## YOUR INSTRUCTIONS
Copy all lines holding the word "JSON" from the entries.

(begin)

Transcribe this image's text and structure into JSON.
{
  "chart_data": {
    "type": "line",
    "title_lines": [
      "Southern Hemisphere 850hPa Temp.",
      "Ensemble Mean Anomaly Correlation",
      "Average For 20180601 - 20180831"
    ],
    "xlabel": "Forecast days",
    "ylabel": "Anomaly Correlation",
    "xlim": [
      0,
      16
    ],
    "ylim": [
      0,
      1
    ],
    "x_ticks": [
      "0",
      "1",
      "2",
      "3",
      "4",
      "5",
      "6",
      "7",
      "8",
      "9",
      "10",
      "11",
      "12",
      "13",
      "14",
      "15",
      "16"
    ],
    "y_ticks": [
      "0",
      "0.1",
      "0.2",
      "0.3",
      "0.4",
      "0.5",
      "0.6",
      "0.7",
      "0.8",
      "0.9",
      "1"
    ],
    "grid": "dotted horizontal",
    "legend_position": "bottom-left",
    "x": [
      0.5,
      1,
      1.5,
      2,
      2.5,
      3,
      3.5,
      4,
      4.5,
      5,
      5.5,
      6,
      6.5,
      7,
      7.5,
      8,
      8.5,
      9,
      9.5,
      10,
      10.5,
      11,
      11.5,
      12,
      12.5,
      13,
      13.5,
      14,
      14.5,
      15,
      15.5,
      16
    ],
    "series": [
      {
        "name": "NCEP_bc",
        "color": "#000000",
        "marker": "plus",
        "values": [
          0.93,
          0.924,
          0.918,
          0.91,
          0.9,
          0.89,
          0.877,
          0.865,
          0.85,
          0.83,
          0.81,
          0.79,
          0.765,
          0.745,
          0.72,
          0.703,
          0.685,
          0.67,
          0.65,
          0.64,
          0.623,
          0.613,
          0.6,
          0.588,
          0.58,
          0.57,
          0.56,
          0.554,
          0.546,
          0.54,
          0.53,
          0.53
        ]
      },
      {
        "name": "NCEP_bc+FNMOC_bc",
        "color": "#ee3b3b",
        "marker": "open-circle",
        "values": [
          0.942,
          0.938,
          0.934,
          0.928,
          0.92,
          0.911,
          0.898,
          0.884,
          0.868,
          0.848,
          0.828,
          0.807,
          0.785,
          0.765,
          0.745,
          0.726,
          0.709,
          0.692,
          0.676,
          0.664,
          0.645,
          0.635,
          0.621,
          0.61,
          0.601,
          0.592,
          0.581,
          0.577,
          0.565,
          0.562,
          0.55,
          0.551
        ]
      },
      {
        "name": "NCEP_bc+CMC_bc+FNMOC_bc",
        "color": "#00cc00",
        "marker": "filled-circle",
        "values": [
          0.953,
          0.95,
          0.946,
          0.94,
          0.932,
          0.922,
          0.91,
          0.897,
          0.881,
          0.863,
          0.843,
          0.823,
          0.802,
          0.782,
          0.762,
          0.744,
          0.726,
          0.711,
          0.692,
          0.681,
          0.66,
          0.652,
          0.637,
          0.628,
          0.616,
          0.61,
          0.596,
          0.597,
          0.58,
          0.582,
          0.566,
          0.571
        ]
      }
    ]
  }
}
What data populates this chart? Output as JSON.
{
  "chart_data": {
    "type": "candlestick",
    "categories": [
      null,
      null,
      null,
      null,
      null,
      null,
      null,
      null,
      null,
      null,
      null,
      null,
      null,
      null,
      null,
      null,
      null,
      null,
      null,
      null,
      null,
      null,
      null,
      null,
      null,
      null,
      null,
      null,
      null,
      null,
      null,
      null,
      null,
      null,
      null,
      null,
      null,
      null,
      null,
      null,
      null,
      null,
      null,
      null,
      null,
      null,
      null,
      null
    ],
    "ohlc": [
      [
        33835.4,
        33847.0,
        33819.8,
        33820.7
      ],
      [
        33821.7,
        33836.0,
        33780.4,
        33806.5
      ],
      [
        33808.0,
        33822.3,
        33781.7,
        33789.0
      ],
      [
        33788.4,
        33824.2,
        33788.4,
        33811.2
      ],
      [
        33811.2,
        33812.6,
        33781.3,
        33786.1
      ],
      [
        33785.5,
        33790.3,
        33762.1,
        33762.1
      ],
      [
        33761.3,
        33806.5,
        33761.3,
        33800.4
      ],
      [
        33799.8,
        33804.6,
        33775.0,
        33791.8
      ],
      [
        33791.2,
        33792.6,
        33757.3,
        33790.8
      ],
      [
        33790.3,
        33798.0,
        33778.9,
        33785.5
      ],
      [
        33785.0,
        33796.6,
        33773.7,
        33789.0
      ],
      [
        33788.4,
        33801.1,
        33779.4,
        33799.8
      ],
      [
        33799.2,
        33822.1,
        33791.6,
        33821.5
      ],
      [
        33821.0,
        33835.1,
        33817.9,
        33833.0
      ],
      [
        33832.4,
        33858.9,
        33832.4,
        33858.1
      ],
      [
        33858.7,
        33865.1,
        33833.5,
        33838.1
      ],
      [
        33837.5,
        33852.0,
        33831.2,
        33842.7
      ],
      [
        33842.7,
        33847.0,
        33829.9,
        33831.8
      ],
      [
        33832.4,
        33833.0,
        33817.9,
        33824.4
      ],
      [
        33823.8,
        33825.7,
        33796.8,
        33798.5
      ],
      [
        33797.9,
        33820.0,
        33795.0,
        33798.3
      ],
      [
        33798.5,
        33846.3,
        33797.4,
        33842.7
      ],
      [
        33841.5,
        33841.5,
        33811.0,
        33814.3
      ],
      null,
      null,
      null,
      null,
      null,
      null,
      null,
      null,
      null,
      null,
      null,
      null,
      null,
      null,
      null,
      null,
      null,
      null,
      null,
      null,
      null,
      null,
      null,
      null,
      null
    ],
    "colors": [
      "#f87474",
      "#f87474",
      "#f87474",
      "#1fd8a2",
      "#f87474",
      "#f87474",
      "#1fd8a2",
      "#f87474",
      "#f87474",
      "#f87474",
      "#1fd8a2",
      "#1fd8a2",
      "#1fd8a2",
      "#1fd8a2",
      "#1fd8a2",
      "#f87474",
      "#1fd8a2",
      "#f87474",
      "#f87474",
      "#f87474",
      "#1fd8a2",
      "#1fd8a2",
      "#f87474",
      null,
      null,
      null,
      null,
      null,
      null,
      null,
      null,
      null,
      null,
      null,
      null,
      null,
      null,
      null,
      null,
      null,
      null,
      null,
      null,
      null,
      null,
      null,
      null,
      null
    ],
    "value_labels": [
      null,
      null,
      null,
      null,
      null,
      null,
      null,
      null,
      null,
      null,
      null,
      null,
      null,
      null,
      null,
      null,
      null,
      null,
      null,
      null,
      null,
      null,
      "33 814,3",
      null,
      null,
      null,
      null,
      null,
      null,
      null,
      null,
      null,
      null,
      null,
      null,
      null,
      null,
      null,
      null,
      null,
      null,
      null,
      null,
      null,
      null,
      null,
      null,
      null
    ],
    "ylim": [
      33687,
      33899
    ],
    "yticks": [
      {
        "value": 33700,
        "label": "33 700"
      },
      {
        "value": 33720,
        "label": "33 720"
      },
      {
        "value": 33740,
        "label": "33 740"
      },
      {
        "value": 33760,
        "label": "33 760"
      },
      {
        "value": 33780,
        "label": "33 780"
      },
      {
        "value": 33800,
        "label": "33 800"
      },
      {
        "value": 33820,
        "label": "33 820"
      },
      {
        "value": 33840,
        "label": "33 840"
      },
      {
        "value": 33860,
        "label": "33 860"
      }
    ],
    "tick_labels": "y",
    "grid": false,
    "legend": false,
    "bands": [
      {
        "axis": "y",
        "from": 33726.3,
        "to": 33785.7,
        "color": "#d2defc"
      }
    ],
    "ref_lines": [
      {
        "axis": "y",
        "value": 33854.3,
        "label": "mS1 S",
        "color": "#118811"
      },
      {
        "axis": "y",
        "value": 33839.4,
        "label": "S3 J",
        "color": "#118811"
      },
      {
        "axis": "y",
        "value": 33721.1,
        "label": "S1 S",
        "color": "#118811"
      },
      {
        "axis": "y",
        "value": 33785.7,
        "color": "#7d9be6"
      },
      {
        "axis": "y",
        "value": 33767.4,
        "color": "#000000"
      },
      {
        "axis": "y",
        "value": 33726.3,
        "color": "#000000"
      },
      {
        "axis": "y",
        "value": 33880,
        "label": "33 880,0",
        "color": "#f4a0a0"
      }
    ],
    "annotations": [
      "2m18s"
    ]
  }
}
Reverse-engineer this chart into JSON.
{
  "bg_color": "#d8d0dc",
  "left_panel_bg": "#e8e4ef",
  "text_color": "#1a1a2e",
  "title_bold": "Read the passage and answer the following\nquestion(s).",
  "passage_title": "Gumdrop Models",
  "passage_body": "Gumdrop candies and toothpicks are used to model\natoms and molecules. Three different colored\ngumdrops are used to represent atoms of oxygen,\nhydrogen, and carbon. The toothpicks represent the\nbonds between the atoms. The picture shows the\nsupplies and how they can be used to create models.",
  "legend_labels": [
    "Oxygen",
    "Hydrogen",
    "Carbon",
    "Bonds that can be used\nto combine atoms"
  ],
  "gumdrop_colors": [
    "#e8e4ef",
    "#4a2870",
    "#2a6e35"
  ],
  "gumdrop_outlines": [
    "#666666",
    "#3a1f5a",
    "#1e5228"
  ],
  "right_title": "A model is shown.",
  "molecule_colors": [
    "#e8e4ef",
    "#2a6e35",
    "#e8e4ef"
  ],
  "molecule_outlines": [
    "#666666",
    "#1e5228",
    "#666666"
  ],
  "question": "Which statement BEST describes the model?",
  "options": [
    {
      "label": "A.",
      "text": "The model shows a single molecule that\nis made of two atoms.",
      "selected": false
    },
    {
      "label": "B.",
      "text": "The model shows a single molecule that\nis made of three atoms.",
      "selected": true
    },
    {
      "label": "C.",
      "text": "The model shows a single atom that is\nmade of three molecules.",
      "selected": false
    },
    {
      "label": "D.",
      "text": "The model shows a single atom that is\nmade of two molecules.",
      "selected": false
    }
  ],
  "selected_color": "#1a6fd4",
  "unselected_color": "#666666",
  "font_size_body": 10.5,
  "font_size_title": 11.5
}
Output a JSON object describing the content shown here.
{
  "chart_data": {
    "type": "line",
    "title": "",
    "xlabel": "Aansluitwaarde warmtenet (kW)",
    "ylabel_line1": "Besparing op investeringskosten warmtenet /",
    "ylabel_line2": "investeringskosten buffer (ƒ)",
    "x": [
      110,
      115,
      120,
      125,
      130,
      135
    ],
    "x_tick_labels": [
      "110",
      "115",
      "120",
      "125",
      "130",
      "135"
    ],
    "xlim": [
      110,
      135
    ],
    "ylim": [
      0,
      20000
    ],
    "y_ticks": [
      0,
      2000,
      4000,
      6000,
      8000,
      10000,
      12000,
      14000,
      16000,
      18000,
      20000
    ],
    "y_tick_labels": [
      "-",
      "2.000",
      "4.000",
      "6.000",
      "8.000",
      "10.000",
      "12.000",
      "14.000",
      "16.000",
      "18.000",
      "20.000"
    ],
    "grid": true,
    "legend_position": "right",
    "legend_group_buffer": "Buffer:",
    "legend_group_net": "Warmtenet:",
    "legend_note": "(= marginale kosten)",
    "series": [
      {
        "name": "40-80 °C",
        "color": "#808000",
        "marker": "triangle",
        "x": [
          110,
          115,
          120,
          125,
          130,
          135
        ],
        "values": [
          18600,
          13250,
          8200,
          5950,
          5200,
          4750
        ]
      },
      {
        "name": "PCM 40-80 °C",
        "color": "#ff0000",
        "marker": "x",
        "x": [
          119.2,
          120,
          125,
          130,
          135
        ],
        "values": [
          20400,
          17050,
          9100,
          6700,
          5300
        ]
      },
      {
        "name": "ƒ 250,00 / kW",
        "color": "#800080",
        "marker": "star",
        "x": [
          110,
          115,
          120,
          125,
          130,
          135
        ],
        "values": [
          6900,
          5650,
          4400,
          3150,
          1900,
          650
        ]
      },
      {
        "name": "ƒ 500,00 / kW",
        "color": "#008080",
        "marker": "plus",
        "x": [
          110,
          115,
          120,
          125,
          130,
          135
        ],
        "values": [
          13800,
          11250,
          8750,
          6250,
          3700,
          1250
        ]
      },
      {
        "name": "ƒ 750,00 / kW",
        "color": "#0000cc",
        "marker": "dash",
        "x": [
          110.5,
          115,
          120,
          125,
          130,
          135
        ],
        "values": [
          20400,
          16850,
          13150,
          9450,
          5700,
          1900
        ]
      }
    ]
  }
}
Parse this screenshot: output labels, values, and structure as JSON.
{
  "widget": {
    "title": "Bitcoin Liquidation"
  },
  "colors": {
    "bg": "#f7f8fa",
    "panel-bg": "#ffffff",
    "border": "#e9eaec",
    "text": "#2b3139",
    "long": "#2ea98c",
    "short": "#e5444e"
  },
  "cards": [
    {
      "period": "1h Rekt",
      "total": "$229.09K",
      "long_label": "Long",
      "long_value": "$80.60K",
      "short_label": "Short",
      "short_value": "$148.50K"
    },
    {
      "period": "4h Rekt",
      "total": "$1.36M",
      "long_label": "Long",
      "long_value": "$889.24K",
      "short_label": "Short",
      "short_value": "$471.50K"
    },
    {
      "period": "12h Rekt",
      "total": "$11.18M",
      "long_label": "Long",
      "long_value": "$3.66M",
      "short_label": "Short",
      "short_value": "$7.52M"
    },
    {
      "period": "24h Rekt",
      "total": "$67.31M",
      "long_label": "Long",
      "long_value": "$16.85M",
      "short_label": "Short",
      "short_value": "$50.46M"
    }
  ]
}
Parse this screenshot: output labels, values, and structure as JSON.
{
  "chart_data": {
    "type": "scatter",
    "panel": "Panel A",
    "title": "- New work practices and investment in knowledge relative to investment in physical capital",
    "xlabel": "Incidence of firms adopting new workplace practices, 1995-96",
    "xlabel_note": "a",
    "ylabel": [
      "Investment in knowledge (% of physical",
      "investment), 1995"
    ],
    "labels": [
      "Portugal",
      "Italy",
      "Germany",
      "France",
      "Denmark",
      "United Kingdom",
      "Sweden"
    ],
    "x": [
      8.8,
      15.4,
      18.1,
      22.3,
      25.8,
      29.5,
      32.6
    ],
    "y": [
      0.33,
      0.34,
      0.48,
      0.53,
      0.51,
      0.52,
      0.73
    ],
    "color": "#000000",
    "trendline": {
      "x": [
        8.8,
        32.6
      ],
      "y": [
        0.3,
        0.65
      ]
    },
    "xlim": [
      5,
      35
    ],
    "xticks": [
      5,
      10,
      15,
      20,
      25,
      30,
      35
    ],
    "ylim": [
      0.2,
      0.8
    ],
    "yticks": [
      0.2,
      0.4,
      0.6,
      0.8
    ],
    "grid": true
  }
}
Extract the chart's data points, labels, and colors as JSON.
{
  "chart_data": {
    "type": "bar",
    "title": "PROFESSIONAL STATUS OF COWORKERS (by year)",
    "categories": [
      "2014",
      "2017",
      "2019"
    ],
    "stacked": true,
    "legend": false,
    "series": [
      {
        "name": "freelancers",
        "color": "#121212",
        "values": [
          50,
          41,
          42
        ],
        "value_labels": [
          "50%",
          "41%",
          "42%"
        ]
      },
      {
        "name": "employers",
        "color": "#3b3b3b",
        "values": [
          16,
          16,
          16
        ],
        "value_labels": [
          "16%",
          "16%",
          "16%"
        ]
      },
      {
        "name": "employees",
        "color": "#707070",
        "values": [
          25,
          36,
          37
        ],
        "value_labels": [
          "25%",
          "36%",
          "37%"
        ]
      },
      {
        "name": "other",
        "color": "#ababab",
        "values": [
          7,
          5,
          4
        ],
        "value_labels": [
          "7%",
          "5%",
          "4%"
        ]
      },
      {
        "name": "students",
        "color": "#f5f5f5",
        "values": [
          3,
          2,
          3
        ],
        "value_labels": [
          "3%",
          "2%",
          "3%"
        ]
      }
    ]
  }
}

(end)

## EXERCISE OUTPUT
Transcribe this image's text and structure into JSON.
What data populates this chart? Output as JSON.
Reverse-engineer this chart into JSON.
Output a JSON object describing the content shown here.
Parse this screenshot: output labels, values, and structure as JSON.
Parse this screenshot: output labels, values, and structure as JSON.
Extract the chart's data points, labels, and colors as JSON.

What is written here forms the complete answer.